▶ Goal of the exercise:
Using the records below, report how many lines hold "this", with no extra text.

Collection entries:
------------------------

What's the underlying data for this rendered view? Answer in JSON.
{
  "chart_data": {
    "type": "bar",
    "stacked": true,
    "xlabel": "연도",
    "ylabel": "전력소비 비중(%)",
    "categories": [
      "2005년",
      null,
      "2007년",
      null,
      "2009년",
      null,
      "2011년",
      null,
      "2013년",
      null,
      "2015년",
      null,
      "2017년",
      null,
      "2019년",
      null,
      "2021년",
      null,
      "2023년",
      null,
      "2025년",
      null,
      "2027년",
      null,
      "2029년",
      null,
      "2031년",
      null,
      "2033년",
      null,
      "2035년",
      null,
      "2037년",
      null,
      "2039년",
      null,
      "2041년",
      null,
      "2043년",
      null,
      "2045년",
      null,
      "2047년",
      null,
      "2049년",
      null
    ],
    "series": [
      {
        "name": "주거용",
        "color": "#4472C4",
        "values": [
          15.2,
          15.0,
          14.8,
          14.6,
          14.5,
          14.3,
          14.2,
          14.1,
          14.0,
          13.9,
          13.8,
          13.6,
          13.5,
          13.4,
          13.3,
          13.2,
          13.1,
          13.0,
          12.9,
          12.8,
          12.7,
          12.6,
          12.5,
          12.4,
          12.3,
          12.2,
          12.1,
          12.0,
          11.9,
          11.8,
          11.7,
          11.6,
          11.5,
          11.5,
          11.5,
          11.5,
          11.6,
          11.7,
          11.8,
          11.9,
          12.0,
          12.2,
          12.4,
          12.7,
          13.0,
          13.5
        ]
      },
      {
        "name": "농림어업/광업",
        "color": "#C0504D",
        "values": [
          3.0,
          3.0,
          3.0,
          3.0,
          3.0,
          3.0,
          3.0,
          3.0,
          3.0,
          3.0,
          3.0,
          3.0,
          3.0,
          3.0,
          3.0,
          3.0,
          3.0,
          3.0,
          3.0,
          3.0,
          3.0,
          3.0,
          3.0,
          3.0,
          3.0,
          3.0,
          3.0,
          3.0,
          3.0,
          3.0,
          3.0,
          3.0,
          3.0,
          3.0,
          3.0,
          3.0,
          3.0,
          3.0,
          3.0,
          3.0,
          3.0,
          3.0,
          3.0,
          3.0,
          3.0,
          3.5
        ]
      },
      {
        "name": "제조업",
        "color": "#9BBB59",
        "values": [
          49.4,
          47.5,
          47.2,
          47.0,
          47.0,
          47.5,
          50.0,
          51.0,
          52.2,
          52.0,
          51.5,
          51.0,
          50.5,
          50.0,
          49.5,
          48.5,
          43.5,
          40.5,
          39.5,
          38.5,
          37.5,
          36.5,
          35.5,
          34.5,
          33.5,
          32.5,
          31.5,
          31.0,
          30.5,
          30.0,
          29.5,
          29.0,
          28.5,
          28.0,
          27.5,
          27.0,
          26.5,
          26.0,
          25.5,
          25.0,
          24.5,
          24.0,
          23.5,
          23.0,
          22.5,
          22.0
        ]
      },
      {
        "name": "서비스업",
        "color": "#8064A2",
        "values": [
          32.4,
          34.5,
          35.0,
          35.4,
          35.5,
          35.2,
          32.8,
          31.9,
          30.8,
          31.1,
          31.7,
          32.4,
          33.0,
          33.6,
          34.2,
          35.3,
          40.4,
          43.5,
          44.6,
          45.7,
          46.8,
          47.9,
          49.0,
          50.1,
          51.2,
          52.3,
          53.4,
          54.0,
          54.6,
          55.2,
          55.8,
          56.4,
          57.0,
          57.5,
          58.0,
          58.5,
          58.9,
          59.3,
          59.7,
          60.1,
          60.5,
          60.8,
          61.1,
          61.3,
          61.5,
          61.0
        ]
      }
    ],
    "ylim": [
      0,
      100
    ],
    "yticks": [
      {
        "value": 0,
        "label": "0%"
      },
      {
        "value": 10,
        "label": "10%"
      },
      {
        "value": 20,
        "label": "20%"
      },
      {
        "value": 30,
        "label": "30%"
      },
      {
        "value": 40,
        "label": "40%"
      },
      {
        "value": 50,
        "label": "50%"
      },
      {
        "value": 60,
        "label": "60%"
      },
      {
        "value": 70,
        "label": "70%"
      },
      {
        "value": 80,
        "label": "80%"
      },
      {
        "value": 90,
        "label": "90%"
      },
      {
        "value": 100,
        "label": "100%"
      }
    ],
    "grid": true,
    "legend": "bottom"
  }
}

------------------------

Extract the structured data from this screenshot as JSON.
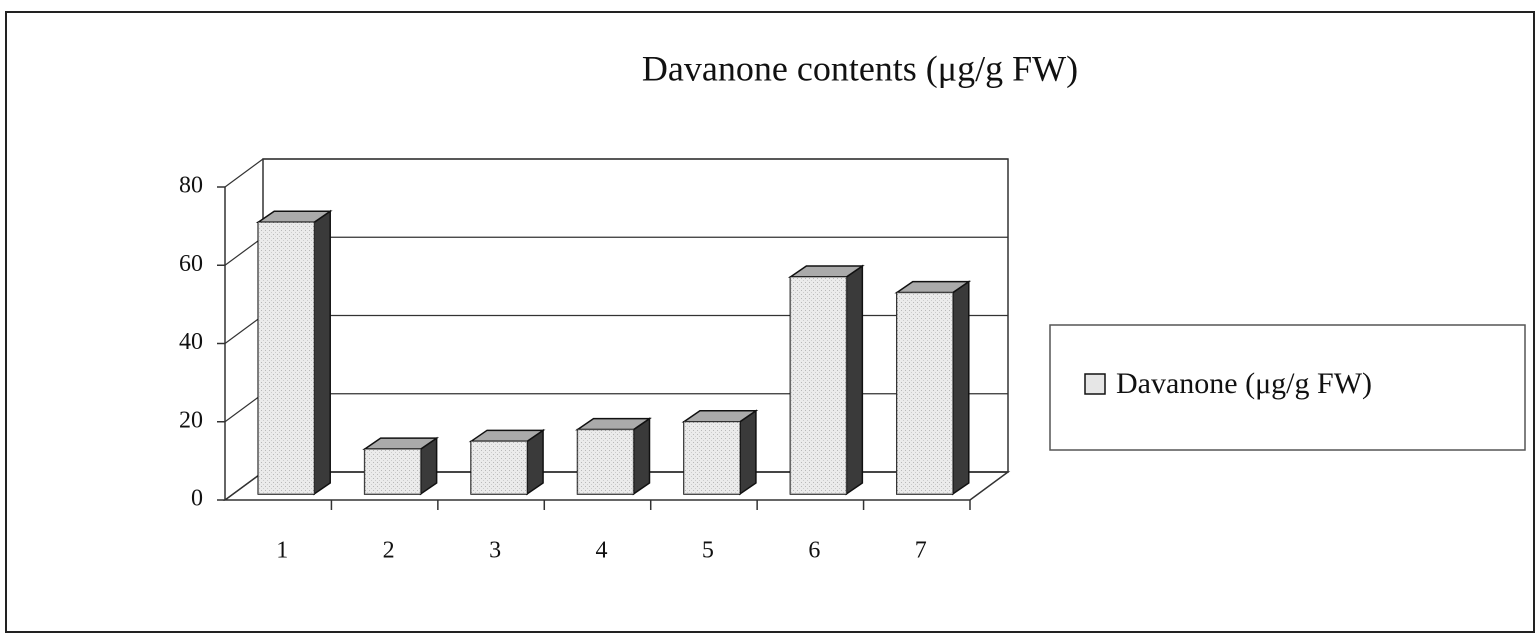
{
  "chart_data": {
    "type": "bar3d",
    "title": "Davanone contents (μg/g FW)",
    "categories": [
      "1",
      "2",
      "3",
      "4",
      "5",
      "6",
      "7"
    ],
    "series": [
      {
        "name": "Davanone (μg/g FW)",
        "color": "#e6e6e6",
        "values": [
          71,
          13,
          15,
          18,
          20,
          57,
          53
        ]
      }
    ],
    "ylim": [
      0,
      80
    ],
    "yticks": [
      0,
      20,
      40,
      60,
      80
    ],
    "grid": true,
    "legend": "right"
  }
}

------------------------

▶ Result below:
2